─── INFORMATION PROVIDED ───

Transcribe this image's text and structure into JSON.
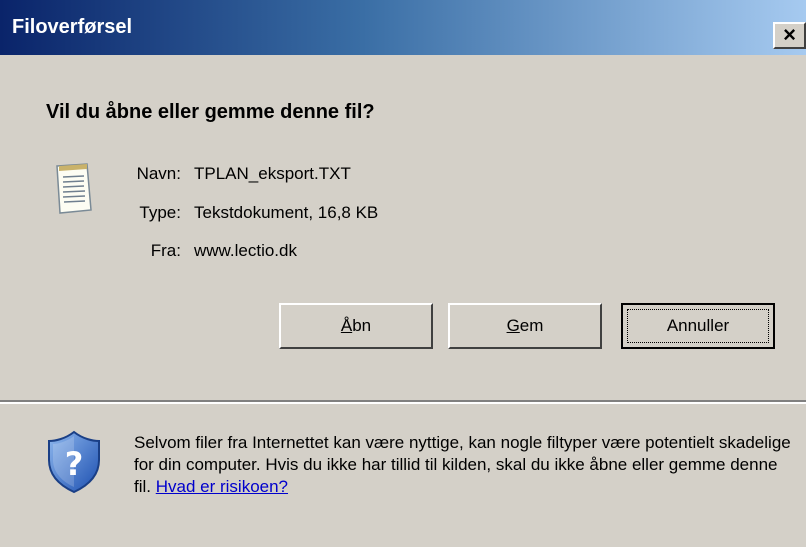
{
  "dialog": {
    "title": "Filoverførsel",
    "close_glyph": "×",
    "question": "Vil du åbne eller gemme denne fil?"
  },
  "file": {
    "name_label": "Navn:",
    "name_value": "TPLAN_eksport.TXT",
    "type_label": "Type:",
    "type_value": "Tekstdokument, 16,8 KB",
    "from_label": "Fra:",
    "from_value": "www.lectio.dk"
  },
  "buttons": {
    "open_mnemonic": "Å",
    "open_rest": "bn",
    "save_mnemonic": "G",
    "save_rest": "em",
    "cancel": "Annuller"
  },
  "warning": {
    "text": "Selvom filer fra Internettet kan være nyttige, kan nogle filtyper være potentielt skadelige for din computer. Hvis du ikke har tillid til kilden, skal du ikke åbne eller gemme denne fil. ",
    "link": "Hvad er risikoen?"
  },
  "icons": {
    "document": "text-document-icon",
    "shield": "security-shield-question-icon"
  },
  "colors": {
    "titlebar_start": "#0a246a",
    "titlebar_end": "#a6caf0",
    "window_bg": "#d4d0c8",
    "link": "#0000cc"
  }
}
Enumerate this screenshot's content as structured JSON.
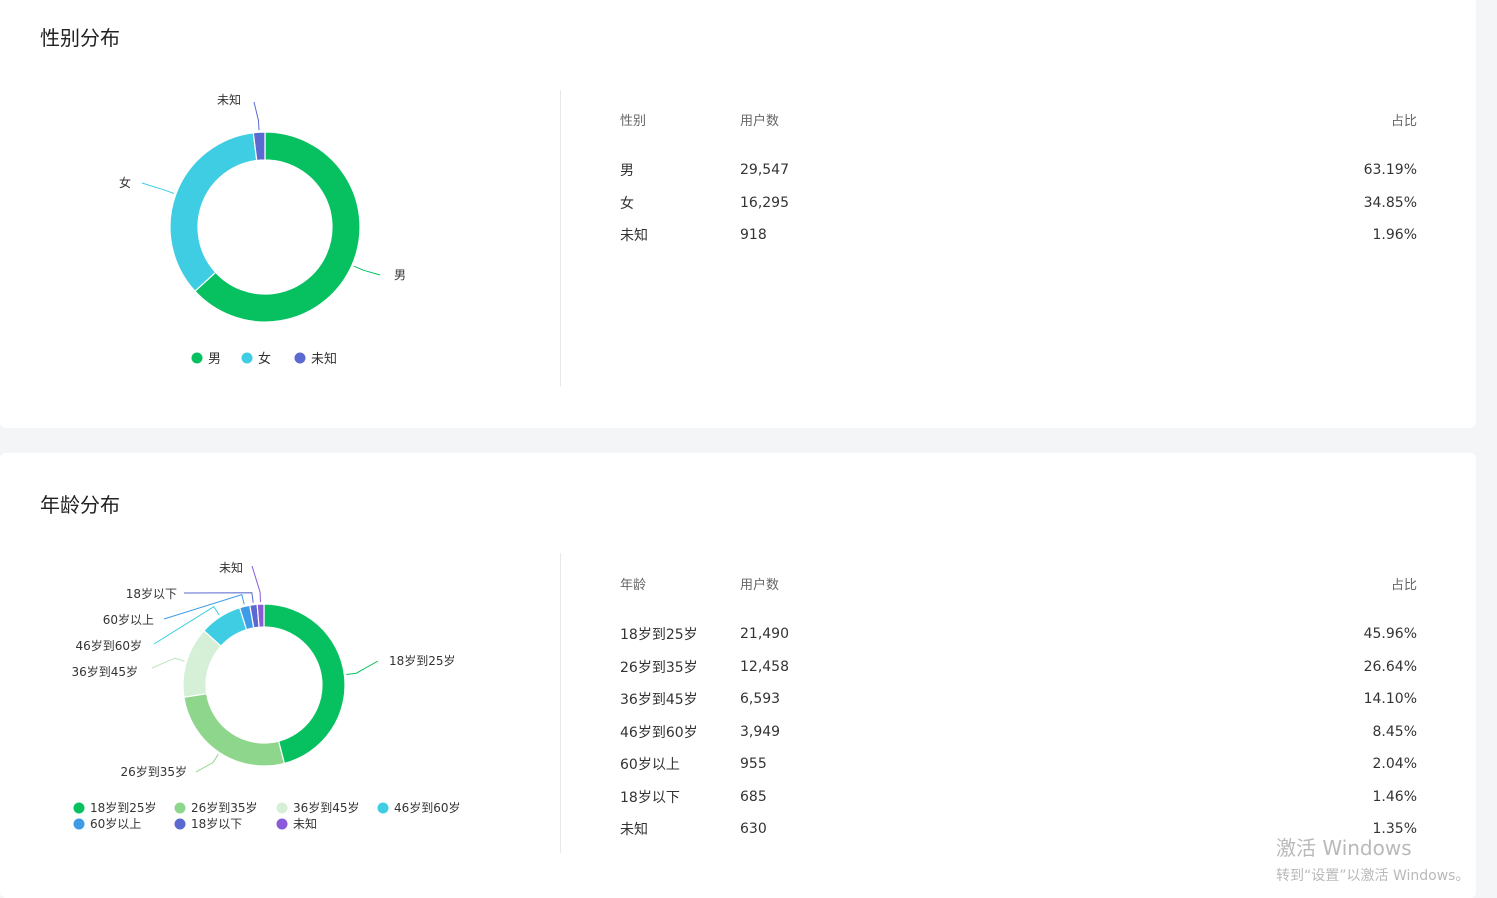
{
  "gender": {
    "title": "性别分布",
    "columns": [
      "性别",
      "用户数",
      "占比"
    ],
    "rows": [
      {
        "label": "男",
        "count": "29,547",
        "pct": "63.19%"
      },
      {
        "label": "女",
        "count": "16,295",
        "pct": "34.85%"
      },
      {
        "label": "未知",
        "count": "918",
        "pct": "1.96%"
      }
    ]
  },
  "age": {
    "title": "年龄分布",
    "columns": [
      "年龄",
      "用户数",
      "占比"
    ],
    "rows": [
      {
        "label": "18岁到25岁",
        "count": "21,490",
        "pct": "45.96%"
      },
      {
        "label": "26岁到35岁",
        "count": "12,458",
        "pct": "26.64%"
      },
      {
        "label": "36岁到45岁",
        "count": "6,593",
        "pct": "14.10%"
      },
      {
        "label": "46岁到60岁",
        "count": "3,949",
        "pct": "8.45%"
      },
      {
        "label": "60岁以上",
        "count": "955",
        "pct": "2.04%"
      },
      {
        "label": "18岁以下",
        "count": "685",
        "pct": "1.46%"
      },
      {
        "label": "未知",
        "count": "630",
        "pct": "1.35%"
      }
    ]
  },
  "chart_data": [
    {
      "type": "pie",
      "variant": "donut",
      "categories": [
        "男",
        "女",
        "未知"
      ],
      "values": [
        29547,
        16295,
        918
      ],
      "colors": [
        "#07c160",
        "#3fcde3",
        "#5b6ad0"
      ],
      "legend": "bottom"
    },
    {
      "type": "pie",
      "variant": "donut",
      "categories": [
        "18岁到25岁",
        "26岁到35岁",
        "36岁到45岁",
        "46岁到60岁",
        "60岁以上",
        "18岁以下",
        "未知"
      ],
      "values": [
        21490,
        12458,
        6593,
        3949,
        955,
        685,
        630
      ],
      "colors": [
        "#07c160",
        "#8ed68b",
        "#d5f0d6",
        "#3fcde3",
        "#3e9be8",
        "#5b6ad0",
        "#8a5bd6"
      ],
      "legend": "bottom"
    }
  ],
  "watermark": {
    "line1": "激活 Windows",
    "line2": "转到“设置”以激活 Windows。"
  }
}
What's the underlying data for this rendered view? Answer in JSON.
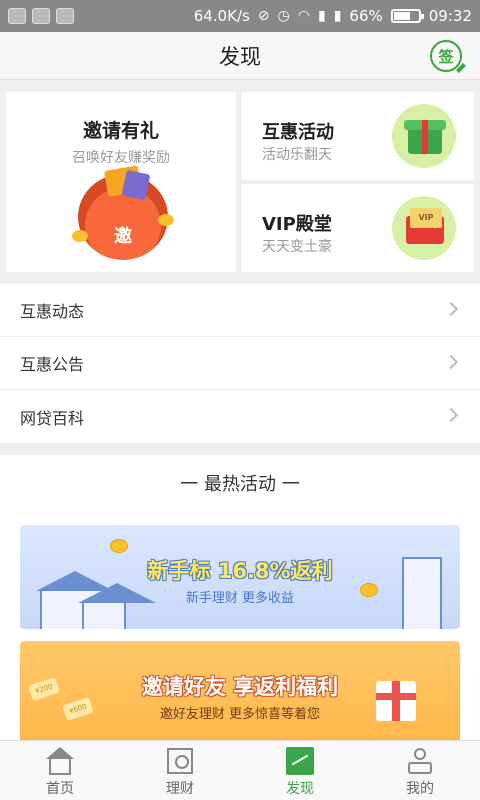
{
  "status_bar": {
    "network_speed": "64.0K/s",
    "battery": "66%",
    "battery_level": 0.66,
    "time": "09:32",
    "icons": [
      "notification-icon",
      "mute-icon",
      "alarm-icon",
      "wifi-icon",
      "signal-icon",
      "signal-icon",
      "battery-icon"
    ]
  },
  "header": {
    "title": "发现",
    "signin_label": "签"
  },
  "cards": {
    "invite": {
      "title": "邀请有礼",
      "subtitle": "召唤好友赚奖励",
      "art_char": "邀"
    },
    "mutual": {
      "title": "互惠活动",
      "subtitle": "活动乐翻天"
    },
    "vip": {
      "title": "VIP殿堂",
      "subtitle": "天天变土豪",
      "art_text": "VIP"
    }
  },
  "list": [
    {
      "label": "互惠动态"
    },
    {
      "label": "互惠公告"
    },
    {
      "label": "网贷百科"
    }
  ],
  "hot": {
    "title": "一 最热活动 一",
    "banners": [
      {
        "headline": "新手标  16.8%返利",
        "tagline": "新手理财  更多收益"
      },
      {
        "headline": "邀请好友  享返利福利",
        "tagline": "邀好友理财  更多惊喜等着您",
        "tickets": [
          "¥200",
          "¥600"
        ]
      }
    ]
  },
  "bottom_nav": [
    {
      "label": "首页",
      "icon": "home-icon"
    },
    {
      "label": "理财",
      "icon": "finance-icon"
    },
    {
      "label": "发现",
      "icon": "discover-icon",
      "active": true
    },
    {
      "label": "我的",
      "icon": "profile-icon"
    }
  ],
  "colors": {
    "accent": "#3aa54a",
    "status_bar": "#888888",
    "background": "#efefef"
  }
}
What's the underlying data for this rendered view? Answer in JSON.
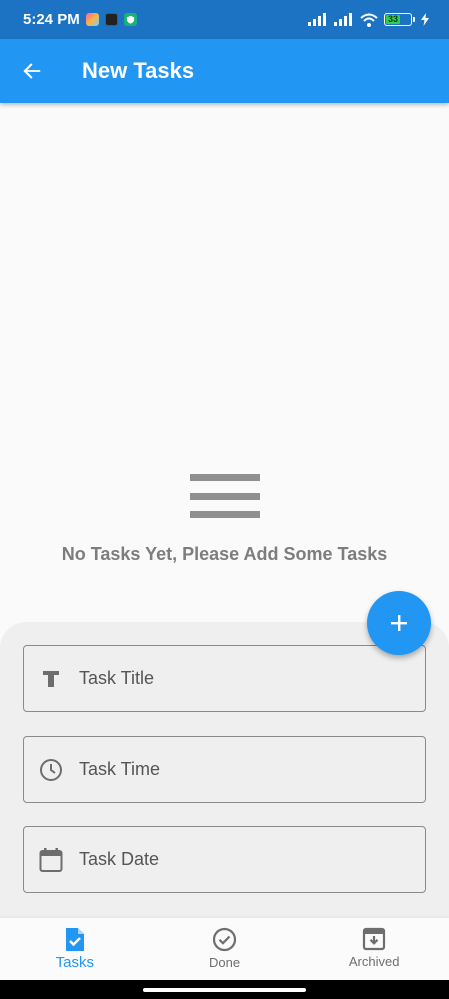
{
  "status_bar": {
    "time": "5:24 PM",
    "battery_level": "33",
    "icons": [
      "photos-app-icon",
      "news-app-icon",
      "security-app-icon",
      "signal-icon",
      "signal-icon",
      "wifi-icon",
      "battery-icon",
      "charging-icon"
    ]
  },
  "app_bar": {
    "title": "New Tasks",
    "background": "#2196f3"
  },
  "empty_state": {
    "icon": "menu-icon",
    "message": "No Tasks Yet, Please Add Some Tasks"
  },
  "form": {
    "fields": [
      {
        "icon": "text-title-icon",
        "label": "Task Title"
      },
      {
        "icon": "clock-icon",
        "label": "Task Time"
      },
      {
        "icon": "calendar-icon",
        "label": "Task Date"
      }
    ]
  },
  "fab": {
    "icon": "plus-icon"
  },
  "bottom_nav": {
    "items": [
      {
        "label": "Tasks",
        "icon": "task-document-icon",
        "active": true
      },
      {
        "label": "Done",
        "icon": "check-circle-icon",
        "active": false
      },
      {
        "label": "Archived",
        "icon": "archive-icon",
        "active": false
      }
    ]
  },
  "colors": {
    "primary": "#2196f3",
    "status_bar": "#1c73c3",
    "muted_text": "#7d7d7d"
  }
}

───

◆ WHAT IS EXPECTED ◆
Omit each picture, then return all of the listing exactly as it stands.

◆ REPLY ◆
Transcribe this image's text and structure into JSON.
{
  "dialog": {
    "title": "Filoverførsel",
    "close_glyph": "×",
    "question": "Vil du åbne eller gemme denne fil?"
  },
  "file": {
    "name_label": "Navn:",
    "name_value": "TPLAN_eksport.TXT",
    "type_label": "Type:",
    "type_value": "Tekstdokument, 16,8 KB",
    "from_label": "Fra:",
    "from_value": "www.lectio.dk"
  },
  "buttons": {
    "open_mnemonic": "Å",
    "open_rest": "bn",
    "save_mnemonic": "G",
    "save_rest": "em",
    "cancel": "Annuller"
  },
  "warning": {
    "text": "Selvom filer fra Internettet kan være nyttige, kan nogle filtyper være potentielt skadelige for din computer. Hvis du ikke har tillid til kilden, skal du ikke åbne eller gemme denne fil. ",
    "link": "Hvad er risikoen?"
  },
  "icons": {
    "document": "text-document-icon",
    "shield": "security-shield-question-icon"
  },
  "colors": {
    "titlebar_start": "#0a246a",
    "titlebar_end": "#a6caf0",
    "window_bg": "#d4d0c8",
    "link": "#0000cc"
  }
}
Enumerate this screenshot's content as structured JSON.
{
  "gender": {
    "title": "性别分布",
    "columns": [
      "性别",
      "用户数",
      "占比"
    ],
    "rows": [
      {
        "label": "男",
        "count": "29,547",
        "pct": "63.19%"
      },
      {
        "label": "女",
        "count": "16,295",
        "pct": "34.85%"
      },
      {
        "label": "未知",
        "count": "918",
        "pct": "1.96%"
      }
    ]
  },
  "age": {
    "title": "年龄分布",
    "columns": [
      "年龄",
      "用户数",
      "占比"
    ],
    "rows": [
      {
        "label": "18岁到25岁",
        "count": "21,490",
        "pct": "45.96%"
      },
      {
        "label": "26岁到35岁",
        "count": "12,458",
        "pct": "26.64%"
      },
      {
        "label": "36岁到45岁",
        "count": "6,593",
        "pct": "14.10%"
      },
      {
        "label": "46岁到60岁",
        "count": "3,949",
        "pct": "8.45%"
      },
      {
        "label": "60岁以上",
        "count": "955",
        "pct": "2.04%"
      },
      {
        "label": "18岁以下",
        "count": "685",
        "pct": "1.46%"
      },
      {
        "label": "未知",
        "count": "630",
        "pct": "1.35%"
      }
    ]
  },
  "chart_data": [
    {
      "type": "pie",
      "variant": "donut",
      "categories": [
        "男",
        "女",
        "未知"
      ],
      "values": [
        29547,
        16295,
        918
      ],
      "colors": [
        "#07c160",
        "#3fcde3",
        "#5b6ad0"
      ],
      "legend": "bottom"
    },
    {
      "type": "pie",
      "variant": "donut",
      "categories": [
        "18岁到25岁",
        "26岁到35岁",
        "36岁到45岁",
        "46岁到60岁",
        "60岁以上",
        "18岁以下",
        "未知"
      ],
      "values": [
        21490,
        12458,
        6593,
        3949,
        955,
        685,
        630
      ],
      "colors": [
        "#07c160",
        "#8ed68b",
        "#d5f0d6",
        "#3fcde3",
        "#3e9be8",
        "#5b6ad0",
        "#8a5bd6"
      ],
      "legend": "bottom"
    }
  ],
  "watermark": {
    "line1": "激活 Windows",
    "line2": "转到“设置”以激活 Windows。"
  }
}
What's the underlying data for this rendered view? Answer in JSON.
{
  "status_bar": {
    "network_speed": "64.0K/s",
    "battery": "66%",
    "battery_level": 0.66,
    "time": "09:32",
    "icons": [
      "notification-icon",
      "mute-icon",
      "alarm-icon",
      "wifi-icon",
      "signal-icon",
      "signal-icon",
      "battery-icon"
    ]
  },
  "header": {
    "title": "发现",
    "signin_label": "签"
  },
  "cards": {
    "invite": {
      "title": "邀请有礼",
      "subtitle": "召唤好友赚奖励",
      "art_char": "邀"
    },
    "mutual": {
      "title": "互惠活动",
      "subtitle": "活动乐翻天"
    },
    "vip": {
      "title": "VIP殿堂",
      "subtitle": "天天变土豪",
      "art_text": "VIP"
    }
  },
  "list": [
    {
      "label": "互惠动态"
    },
    {
      "label": "互惠公告"
    },
    {
      "label": "网贷百科"
    }
  ],
  "hot": {
    "title": "一 最热活动 一",
    "banners": [
      {
        "headline": "新手标  16.8%返利",
        "tagline": "新手理财  更多收益"
      },
      {
        "headline": "邀请好友  享返利福利",
        "tagline": "邀好友理财  更多惊喜等着您",
        "tickets": [
          "¥200",
          "¥600"
        ]
      }
    ]
  },
  "bottom_nav": [
    {
      "label": "首页",
      "icon": "home-icon"
    },
    {
      "label": "理财",
      "icon": "finance-icon"
    },
    {
      "label": "发现",
      "icon": "discover-icon",
      "active": true
    },
    {
      "label": "我的",
      "icon": "profile-icon"
    }
  ],
  "colors": {
    "accent": "#3aa54a",
    "status_bar": "#888888",
    "background": "#efefef"
  }
}
What's the underlying data for this rendered view? Answer in JSON.
{
  "status_bar": {
    "time": "5:24 PM",
    "battery_level": "33",
    "icons": [
      "photos-app-icon",
      "news-app-icon",
      "security-app-icon",
      "signal-icon",
      "signal-icon",
      "wifi-icon",
      "battery-icon",
      "charging-icon"
    ]
  },
  "app_bar": {
    "title": "New Tasks",
    "background": "#2196f3"
  },
  "empty_state": {
    "icon": "menu-icon",
    "message": "No Tasks Yet, Please Add Some Tasks"
  },
  "form": {
    "fields": [
      {
        "icon": "text-title-icon",
        "label": "Task Title"
      },
      {
        "icon": "clock-icon",
        "label": "Task Time"
      },
      {
        "icon": "calendar-icon",
        "label": "Task Date"
      }
    ]
  },
  "fab": {
    "icon": "plus-icon"
  },
  "bottom_nav": {
    "items": [
      {
        "label": "Tasks",
        "icon": "task-document-icon",
        "active": true
      },
      {
        "label": "Done",
        "icon": "check-circle-icon",
        "active": false
      },
      {
        "label": "Archived",
        "icon": "archive-icon",
        "active": false
      }
    ]
  },
  "colors": {
    "primary": "#2196f3",
    "status_bar": "#1c73c3",
    "muted_text": "#7d7d7d"
  }
}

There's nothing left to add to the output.